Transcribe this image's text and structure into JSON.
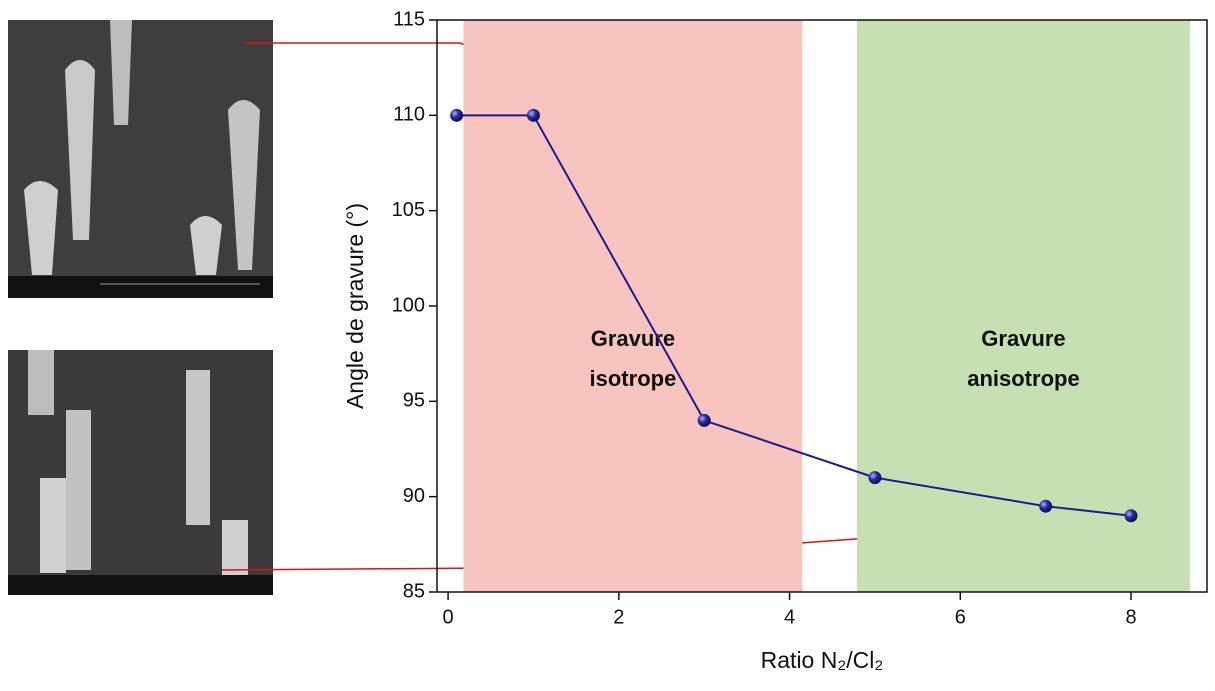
{
  "chart_data": {
    "type": "line",
    "xlabel": "Ratio N₂/Cl₂",
    "ylabel": "Angle de gravure (°)",
    "x": [
      0.1,
      1,
      3,
      5,
      7,
      8
    ],
    "series": [
      {
        "color": "#1c1c8f",
        "values": [
          110,
          110,
          94,
          91,
          89.5,
          89
        ]
      }
    ],
    "xlim": [
      -0.13,
      8.89
    ],
    "xticks": [
      0,
      2,
      4,
      6,
      8
    ],
    "ylim": [
      85,
      115
    ],
    "yticks": [
      85,
      90,
      95,
      100,
      105,
      110,
      115
    ],
    "regions": [
      {
        "xrange": [
          0.18,
          4.15
        ],
        "color": "#f7c4c0",
        "label": [
          "Gravure",
          "isotrope"
        ]
      },
      {
        "xrange": [
          4.79,
          8.69
        ],
        "color": "#c6e0b4",
        "label": [
          "Gravure",
          "anisotrope"
        ]
      }
    ]
  }
}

§ **Stated exercise**
Give the data again exactly as written, with all pictures left out.

§ **Correct response**
Transcribe this image's text and structure into JSON.
{
  "chart_data": {
    "type": "line",
    "xlabel": "Ratio N₂/Cl₂",
    "ylabel": "Angle de gravure (°)",
    "x": [
      0.1,
      1,
      3,
      5,
      7,
      8
    ],
    "series": [
      {
        "color": "#1c1c8f",
        "values": [
          110,
          110,
          94,
          91,
          89.5,
          89
        ]
      }
    ],
    "xlim": [
      -0.13,
      8.89
    ],
    "xticks": [
      0,
      2,
      4,
      6,
      8
    ],
    "ylim": [
      85,
      115
    ],
    "yticks": [
      85,
      90,
      95,
      100,
      105,
      110,
      115
    ],
    "regions": [
      {
        "xrange": [
          0.18,
          4.15
        ],
        "color": "#f7c4c0",
        "label": [
          "Gravure",
          "isotrope"
        ]
      },
      {
        "xrange": [
          4.79,
          8.69
        ],
        "color": "#c6e0b4",
        "label": [
          "Gravure",
          "anisotrope"
        ]
      }
    ]
  }
}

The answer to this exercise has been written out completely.